● Exercise aim
Return the listing below in full, with every line exactly as it is.

● The input
━━━━━━━━

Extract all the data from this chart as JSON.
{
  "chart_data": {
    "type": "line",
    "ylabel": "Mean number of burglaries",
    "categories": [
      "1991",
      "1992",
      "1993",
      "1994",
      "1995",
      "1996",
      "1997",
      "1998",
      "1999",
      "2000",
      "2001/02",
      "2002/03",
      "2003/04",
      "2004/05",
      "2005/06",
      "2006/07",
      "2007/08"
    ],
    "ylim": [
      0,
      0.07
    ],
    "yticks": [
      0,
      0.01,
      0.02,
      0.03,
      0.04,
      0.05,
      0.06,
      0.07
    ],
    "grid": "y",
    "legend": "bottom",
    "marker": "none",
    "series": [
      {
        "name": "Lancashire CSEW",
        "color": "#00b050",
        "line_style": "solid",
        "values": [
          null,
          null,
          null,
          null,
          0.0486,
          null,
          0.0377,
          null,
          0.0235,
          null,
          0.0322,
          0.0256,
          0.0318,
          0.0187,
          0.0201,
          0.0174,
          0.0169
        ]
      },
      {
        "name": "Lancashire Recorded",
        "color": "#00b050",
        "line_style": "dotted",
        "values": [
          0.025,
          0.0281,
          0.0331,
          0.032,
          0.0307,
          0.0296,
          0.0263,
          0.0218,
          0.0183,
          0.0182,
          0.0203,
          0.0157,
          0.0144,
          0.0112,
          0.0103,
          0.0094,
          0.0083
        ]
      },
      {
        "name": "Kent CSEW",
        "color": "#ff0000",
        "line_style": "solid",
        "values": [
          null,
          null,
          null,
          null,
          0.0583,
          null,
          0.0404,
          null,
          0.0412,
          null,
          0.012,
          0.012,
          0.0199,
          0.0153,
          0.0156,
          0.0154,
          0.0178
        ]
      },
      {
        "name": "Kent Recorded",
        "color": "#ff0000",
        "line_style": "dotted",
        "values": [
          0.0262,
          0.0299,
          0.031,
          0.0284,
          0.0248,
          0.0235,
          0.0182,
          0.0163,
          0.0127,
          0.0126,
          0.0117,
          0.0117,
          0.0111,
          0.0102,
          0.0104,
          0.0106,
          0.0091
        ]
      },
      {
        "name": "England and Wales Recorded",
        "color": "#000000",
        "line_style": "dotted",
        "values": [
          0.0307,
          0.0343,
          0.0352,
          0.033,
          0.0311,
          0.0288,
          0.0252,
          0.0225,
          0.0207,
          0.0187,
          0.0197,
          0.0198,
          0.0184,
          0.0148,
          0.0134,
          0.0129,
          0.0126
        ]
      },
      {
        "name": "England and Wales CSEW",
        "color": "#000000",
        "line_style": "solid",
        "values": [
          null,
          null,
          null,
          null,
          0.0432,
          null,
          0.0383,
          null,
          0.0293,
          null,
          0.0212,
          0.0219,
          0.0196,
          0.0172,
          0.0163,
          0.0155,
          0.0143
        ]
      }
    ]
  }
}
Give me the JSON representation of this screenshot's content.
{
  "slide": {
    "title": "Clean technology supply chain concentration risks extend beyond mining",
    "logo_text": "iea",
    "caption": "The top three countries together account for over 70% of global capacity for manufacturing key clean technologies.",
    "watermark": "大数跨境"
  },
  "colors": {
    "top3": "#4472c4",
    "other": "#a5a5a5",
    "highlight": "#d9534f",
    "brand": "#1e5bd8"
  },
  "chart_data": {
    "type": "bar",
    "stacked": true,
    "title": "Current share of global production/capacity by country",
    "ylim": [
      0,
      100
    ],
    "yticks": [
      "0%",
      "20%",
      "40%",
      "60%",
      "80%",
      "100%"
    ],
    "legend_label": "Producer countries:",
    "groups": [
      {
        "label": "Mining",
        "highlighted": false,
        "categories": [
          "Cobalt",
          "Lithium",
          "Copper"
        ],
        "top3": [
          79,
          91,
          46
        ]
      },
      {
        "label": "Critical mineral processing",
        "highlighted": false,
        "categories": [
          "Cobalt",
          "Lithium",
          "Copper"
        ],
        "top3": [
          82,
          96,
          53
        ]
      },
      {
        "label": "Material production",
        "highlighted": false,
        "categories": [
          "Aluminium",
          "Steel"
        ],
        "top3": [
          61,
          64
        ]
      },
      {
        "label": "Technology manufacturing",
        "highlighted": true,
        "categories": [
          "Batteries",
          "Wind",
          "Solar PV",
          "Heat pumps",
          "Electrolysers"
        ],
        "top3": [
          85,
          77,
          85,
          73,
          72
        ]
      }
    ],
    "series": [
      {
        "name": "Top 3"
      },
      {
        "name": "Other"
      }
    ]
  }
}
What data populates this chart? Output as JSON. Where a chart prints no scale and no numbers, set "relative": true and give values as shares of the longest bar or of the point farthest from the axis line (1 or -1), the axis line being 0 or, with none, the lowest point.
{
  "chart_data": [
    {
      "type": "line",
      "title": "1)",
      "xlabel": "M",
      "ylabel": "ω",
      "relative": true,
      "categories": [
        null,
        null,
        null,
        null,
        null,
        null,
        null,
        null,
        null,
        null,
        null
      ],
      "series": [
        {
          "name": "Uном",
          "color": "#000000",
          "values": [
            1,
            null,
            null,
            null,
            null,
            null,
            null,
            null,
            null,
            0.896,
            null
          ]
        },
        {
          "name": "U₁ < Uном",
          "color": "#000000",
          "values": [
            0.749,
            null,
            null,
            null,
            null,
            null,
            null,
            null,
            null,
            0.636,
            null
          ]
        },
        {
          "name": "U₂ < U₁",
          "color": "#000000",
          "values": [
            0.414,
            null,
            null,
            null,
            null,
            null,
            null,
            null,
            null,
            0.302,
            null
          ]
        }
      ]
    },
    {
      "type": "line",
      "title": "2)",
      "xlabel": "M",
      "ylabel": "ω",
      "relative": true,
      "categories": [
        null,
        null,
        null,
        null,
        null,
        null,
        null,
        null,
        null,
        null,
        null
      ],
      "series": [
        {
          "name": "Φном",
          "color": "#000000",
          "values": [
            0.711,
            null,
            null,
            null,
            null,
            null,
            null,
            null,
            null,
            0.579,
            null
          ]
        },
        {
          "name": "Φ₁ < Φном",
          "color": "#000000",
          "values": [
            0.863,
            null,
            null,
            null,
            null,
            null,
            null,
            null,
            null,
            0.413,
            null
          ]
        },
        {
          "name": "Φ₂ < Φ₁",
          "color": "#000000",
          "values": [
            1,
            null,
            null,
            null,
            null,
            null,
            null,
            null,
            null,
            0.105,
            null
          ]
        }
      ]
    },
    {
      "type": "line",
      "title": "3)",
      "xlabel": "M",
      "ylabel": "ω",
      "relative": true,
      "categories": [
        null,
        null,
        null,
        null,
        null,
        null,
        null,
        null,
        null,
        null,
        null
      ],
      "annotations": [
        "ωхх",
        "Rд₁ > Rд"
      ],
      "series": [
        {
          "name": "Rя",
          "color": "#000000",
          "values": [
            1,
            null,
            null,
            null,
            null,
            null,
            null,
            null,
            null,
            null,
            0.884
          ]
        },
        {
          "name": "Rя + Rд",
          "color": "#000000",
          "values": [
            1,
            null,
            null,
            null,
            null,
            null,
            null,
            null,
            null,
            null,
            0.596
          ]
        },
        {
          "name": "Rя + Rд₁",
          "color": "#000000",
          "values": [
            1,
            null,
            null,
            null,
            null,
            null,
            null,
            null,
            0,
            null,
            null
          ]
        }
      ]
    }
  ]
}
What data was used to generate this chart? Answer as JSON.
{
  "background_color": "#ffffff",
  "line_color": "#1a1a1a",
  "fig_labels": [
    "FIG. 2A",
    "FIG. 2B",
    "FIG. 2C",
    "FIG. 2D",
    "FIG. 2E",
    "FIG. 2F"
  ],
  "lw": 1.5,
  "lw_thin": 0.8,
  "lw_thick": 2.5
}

━━━━━━━━

● Exercise answer
Extract all the data from this chart as JSON.
{
  "chart_data": {
    "type": "line",
    "ylabel": "Mean number of burglaries",
    "categories": [
      "1991",
      "1992",
      "1993",
      "1994",
      "1995",
      "1996",
      "1997",
      "1998",
      "1999",
      "2000",
      "2001/02",
      "2002/03",
      "2003/04",
      "2004/05",
      "2005/06",
      "2006/07",
      "2007/08"
    ],
    "ylim": [
      0,
      0.07
    ],
    "yticks": [
      0,
      0.01,
      0.02,
      0.03,
      0.04,
      0.05,
      0.06,
      0.07
    ],
    "grid": "y",
    "legend": "bottom",
    "marker": "none",
    "series": [
      {
        "name": "Lancashire CSEW",
        "color": "#00b050",
        "line_style": "solid",
        "values": [
          null,
          null,
          null,
          null,
          0.0486,
          null,
          0.0377,
          null,
          0.0235,
          null,
          0.0322,
          0.0256,
          0.0318,
          0.0187,
          0.0201,
          0.0174,
          0.0169
        ]
      },
      {
        "name": "Lancashire Recorded",
        "color": "#00b050",
        "line_style": "dotted",
        "values": [
          0.025,
          0.0281,
          0.0331,
          0.032,
          0.0307,
          0.0296,
          0.0263,
          0.0218,
          0.0183,
          0.0182,
          0.0203,
          0.0157,
          0.0144,
          0.0112,
          0.0103,
          0.0094,
          0.0083
        ]
      },
      {
        "name": "Kent CSEW",
        "color": "#ff0000",
        "line_style": "solid",
        "values": [
          null,
          null,
          null,
          null,
          0.0583,
          null,
          0.0404,
          null,
          0.0412,
          null,
          0.012,
          0.012,
          0.0199,
          0.0153,
          0.0156,
          0.0154,
          0.0178
        ]
      },
      {
        "name": "Kent Recorded",
        "color": "#ff0000",
        "line_style": "dotted",
        "values": [
          0.0262,
          0.0299,
          0.031,
          0.0284,
          0.0248,
          0.0235,
          0.0182,
          0.0163,
          0.0127,
          0.0126,
          0.0117,
          0.0117,
          0.0111,
          0.0102,
          0.0104,
          0.0106,
          0.0091
        ]
      },
      {
        "name": "England and Wales Recorded",
        "color": "#000000",
        "line_style": "dotted",
        "values": [
          0.0307,
          0.0343,
          0.0352,
          0.033,
          0.0311,
          0.0288,
          0.0252,
          0.0225,
          0.0207,
          0.0187,
          0.0197,
          0.0198,
          0.0184,
          0.0148,
          0.0134,
          0.0129,
          0.0126
        ]
      },
      {
        "name": "England and Wales CSEW",
        "color": "#000000",
        "line_style": "solid",
        "values": [
          null,
          null,
          null,
          null,
          0.0432,
          null,
          0.0383,
          null,
          0.0293,
          null,
          0.0212,
          0.0219,
          0.0196,
          0.0172,
          0.0163,
          0.0155,
          0.0143
        ]
      }
    ]
  }
}
Give me the JSON representation of this screenshot's content.
{
  "slide": {
    "title": "Clean technology supply chain concentration risks extend beyond mining",
    "logo_text": "iea",
    "caption": "The top three countries together account for over 70% of global capacity for manufacturing key clean technologies.",
    "watermark": "大数跨境"
  },
  "colors": {
    "top3": "#4472c4",
    "other": "#a5a5a5",
    "highlight": "#d9534f",
    "brand": "#1e5bd8"
  },
  "chart_data": {
    "type": "bar",
    "stacked": true,
    "title": "Current share of global production/capacity by country",
    "ylim": [
      0,
      100
    ],
    "yticks": [
      "0%",
      "20%",
      "40%",
      "60%",
      "80%",
      "100%"
    ],
    "legend_label": "Producer countries:",
    "groups": [
      {
        "label": "Mining",
        "highlighted": false,
        "categories": [
          "Cobalt",
          "Lithium",
          "Copper"
        ],
        "top3": [
          79,
          91,
          46
        ]
      },
      {
        "label": "Critical mineral processing",
        "highlighted": false,
        "categories": [
          "Cobalt",
          "Lithium",
          "Copper"
        ],
        "top3": [
          82,
          96,
          53
        ]
      },
      {
        "label": "Material production",
        "highlighted": false,
        "categories": [
          "Aluminium",
          "Steel"
        ],
        "top3": [
          61,
          64
        ]
      },
      {
        "label": "Technology manufacturing",
        "highlighted": true,
        "categories": [
          "Batteries",
          "Wind",
          "Solar PV",
          "Heat pumps",
          "Electrolysers"
        ],
        "top3": [
          85,
          77,
          85,
          73,
          72
        ]
      }
    ],
    "series": [
      {
        "name": "Top 3"
      },
      {
        "name": "Other"
      }
    ]
  }
}
What data populates this chart? Output as JSON. Where a chart prints no scale and no numbers, set "relative": true and give values as shares of the longest bar or of the point farthest from the axis line (1 or -1), the axis line being 0 or, with none, the lowest point.
{
  "chart_data": [
    {
      "type": "line",
      "title": "1)",
      "xlabel": "M",
      "ylabel": "ω",
      "relative": true,
      "categories": [
        null,
        null,
        null,
        null,
        null,
        null,
        null,
        null,
        null,
        null,
        null
      ],
      "series": [
        {
          "name": "Uном",
          "color": "#000000",
          "values": [
            1,
            null,
            null,
            null,
            null,
            null,
            null,
            null,
            null,
            0.896,
            null
          ]
        },
        {
          "name": "U₁ < Uном",
          "color": "#000000",
          "values": [
            0.749,
            null,
            null,
            null,
            null,
            null,
            null,
            null,
            null,
            0.636,
            null
          ]
        },
        {
          "name": "U₂ < U₁",
          "color": "#000000",
          "values": [
            0.414,
            null,
            null,
            null,
            null,
            null,
            null,
            null,
            null,
            0.302,
            null
          ]
        }
      ]
    },
    {
      "type": "line",
      "title": "2)",
      "xlabel": "M",
      "ylabel": "ω",
      "relative": true,
      "categories": [
        null,
        null,
        null,
        null,
        null,
        null,
        null,
        null,
        null,
        null,
        null
      ],
      "series": [
        {
          "name": "Φном",
          "color": "#000000",
          "values": [
            0.711,
            null,
            null,
            null,
            null,
            null,
            null,
            null,
            null,
            0.579,
            null
          ]
        },
        {
          "name": "Φ₁ < Φном",
          "color": "#000000",
          "values": [
            0.863,
            null,
            null,
            null,
            null,
            null,
            null,
            null,
            null,
            0.413,
            null
          ]
        },
        {
          "name": "Φ₂ < Φ₁",
          "color": "#000000",
          "values": [
            1,
            null,
            null,
            null,
            null,
            null,
            null,
            null,
            null,
            0.105,
            null
          ]
        }
      ]
    },
    {
      "type": "line",
      "title": "3)",
      "xlabel": "M",
      "ylabel": "ω",
      "relative": true,
      "categories": [
        null,
        null,
        null,
        null,
        null,
        null,
        null,
        null,
        null,
        null,
        null
      ],
      "annotations": [
        "ωхх",
        "Rд₁ > Rд"
      ],
      "series": [
        {
          "name": "Rя",
          "color": "#000000",
          "values": [
            1,
            null,
            null,
            null,
            null,
            null,
            null,
            null,
            null,
            null,
            0.884
          ]
        },
        {
          "name": "Rя + Rд",
          "color": "#000000",
          "values": [
            1,
            null,
            null,
            null,
            null,
            null,
            null,
            null,
            null,
            null,
            0.596
          ]
        },
        {
          "name": "Rя + Rд₁",
          "color": "#000000",
          "values": [
            1,
            null,
            null,
            null,
            null,
            null,
            null,
            null,
            0,
            null,
            null
          ]
        }
      ]
    }
  ]
}
What data was used to generate this chart? Answer as JSON.
{
  "background_color": "#ffffff",
  "line_color": "#1a1a1a",
  "fig_labels": [
    "FIG. 2A",
    "FIG. 2B",
    "FIG. 2C",
    "FIG. 2D",
    "FIG. 2E",
    "FIG. 2F"
  ],
  "lw": 1.5,
  "lw_thin": 0.8,
  "lw_thick": 2.5
}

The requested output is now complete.